** start of Extracted information **

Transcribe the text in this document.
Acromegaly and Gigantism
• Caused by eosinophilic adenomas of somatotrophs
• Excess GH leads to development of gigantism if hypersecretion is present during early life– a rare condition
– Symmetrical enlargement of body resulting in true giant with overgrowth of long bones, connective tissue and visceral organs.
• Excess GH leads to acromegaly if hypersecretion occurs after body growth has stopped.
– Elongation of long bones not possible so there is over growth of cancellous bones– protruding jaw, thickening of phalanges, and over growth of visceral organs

** end of Extracted information **

- _Direction_:
Output the listing above without altering a single character.

- _Response to the task_:
Transcribe the text in this document.
Acromegaly and Gigantism
• Caused by eosinophilic adenomas of somatotrophs
• Excess GH leads to development of gigantism if hypersecretion is present during early life– a rare condition
– Symmetrical enlargement of body resulting in true giant with overgrowth of long bones, connective tissue and visceral organs.
• Excess GH leads to acromegaly if hypersecretion occurs after body growth has stopped.
– Elongation of long bones not possible so there is over growth of cancellous bones– protruding jaw, thickening of phalanges, and over growth of visceral organs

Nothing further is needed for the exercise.